==== BACAAN ====

Tawassul adalah salah satu jalan dari berbagai jalan tadlarru’ kepada Allah Swt. Sedangkan wasilah adalah setiap sesuatu yang dijadikan oleh Allah sebagai sebab untuk mendekatkan diri kepada-Nya. Firman Allah Swt :
ياايها الذين امنوا اتقوا الله وابتغوا إليه الوسيلة وجاهدوا فى سبيله
لعلكم تفلحون
Maknanya
: “Hai orang-orang yang beriman, bertaqwalah kepada Allah dan carilah jalan
yang mendekatkan diri kepada-Nya, dan berjihadlah pada jalan-Nya, supaya kamu
mendapat keberuntungan”. (QS : al-Maiadah : 35)
Diriwayatkan
dari Ali bin Abi Thalib, bahwa Rasul Saw ketika menguburkan Fatimah binti Asad,
ibu dari Ali bin Abi Thalib, Beliau berdo’a :
اللهم بحقى و حق الأنبياء من قبلى اغفر لأمى بعد
أمى
Maknanya : “Ya Allah, dengan
hakku dan hak-hak para nabi sebelumku, ampunilah dosa ibuku setelah Engkau
mengampuni ibu kandungku”. (HR. Tabrani, Abu Naim, Al Haistami, dll).

==== CATATAN YANG DISEDIAKAN ====

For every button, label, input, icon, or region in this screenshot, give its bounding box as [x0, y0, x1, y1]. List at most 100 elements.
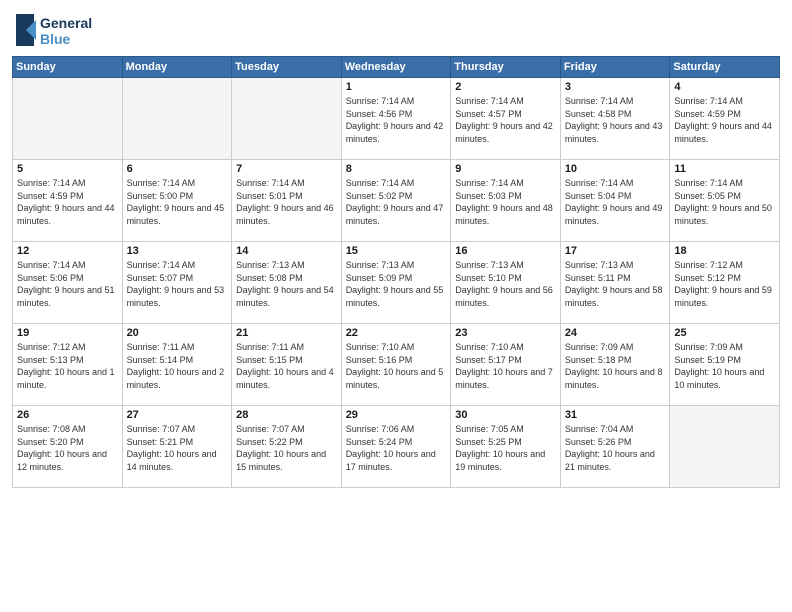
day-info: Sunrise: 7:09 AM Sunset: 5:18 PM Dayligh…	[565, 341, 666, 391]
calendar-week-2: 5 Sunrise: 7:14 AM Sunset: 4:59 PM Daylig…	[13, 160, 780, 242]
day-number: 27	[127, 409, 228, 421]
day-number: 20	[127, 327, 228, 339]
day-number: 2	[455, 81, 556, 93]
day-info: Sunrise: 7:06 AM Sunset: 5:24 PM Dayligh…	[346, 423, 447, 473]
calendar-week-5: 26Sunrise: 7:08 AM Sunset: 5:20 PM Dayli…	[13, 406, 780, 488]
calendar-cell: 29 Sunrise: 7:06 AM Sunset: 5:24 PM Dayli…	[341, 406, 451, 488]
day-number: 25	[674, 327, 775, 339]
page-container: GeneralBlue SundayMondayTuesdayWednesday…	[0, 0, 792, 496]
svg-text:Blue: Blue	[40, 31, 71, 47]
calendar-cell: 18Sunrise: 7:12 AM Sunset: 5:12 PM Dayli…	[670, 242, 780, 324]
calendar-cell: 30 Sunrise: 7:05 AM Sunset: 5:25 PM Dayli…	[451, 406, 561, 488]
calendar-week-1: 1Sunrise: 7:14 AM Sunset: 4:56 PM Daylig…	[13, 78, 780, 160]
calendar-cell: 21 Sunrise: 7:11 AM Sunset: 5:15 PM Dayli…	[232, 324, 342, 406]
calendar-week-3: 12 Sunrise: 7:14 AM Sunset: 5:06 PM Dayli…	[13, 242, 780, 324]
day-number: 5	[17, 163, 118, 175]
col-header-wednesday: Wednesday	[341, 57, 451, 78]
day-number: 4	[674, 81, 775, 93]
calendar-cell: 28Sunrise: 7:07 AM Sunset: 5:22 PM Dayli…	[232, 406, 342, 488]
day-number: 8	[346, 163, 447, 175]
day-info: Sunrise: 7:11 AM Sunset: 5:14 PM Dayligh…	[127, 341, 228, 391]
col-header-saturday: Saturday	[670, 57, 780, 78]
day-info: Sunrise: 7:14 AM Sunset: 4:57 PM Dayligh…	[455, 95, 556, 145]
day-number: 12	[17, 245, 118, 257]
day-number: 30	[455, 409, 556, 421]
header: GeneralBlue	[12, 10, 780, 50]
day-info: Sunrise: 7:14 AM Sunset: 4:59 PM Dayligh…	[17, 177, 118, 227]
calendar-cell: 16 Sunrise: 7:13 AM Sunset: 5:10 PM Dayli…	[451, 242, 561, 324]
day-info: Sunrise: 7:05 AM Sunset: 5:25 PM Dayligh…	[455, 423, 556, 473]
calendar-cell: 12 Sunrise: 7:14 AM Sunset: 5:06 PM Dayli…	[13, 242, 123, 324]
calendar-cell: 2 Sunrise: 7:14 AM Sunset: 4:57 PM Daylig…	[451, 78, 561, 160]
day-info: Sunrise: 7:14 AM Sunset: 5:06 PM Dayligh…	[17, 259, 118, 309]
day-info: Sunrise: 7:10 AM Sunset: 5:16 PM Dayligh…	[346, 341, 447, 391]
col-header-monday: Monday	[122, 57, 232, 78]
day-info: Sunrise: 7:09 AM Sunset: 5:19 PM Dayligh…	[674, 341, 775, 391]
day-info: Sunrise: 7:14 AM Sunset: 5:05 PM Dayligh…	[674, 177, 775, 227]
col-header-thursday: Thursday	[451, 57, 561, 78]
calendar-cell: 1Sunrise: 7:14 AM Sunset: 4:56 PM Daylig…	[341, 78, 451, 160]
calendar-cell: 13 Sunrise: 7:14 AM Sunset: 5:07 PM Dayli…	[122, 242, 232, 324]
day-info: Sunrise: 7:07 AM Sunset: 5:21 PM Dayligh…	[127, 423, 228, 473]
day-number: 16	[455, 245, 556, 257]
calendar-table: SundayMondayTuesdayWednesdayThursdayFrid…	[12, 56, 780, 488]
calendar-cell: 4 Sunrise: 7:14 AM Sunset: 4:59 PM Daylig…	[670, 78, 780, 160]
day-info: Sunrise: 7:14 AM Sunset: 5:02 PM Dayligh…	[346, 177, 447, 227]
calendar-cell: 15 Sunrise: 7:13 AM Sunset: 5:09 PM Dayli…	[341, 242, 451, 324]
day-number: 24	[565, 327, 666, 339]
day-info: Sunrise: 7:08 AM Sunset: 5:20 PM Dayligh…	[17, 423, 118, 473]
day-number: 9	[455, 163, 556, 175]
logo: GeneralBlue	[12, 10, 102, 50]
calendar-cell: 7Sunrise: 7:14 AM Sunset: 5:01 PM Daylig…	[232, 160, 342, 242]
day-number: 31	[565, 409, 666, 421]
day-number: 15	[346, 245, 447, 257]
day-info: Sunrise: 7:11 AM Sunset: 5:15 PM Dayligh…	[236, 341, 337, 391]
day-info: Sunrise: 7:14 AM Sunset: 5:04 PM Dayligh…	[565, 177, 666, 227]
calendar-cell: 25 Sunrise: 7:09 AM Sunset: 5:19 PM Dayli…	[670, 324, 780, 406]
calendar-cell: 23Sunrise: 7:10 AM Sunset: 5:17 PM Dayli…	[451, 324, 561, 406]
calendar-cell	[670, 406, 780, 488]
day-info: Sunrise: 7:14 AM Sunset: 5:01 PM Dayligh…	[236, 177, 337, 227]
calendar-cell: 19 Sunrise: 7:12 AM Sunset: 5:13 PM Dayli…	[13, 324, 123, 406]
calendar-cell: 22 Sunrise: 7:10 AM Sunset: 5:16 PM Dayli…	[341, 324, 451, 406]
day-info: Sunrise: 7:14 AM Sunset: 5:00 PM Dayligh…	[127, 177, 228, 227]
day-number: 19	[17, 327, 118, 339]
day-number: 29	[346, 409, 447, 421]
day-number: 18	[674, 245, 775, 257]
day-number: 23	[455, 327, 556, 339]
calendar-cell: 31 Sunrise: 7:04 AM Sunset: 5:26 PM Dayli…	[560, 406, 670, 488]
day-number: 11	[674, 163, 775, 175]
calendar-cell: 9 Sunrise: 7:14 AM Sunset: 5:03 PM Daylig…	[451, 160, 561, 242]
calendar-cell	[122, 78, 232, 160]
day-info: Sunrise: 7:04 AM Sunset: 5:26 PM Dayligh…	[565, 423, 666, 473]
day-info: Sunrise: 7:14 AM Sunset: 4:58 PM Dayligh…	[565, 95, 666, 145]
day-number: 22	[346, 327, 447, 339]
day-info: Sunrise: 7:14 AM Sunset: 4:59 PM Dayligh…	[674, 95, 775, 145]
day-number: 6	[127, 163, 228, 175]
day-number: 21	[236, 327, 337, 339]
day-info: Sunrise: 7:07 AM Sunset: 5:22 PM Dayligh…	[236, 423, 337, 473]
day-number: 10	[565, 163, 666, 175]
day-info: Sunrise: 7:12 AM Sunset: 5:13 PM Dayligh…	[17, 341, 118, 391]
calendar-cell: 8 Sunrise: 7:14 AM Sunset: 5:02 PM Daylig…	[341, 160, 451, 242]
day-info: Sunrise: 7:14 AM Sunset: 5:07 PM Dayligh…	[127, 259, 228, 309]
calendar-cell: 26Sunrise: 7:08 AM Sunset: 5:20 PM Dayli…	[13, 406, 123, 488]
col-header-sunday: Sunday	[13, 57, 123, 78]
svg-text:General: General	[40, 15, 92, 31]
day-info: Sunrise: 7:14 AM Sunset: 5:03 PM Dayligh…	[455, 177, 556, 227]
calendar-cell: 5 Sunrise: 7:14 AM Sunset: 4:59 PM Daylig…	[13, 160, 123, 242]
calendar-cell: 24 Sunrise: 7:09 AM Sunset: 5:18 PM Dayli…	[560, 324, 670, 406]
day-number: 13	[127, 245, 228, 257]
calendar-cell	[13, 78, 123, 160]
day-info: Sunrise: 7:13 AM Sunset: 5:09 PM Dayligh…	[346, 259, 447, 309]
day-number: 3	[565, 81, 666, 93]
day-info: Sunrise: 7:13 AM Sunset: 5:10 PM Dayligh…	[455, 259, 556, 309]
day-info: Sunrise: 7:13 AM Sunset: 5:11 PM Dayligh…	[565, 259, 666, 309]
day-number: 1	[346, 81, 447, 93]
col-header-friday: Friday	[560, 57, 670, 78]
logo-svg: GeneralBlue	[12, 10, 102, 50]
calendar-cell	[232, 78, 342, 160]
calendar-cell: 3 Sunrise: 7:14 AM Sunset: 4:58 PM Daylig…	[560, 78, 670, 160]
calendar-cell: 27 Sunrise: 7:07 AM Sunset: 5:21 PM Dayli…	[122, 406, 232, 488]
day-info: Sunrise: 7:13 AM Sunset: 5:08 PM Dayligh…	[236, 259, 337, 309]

====

YANG HARUS DIKERJAKAN
Menurut bacaan tentang tawassul, apa yang dimaksud dengan wasilah?

JAWABAN LATIHAN
Wasilah adalah setiap sesuatu yang dijadikan oleh Allah sebagai sebab untuk mendekatkan diri kepada-Nya.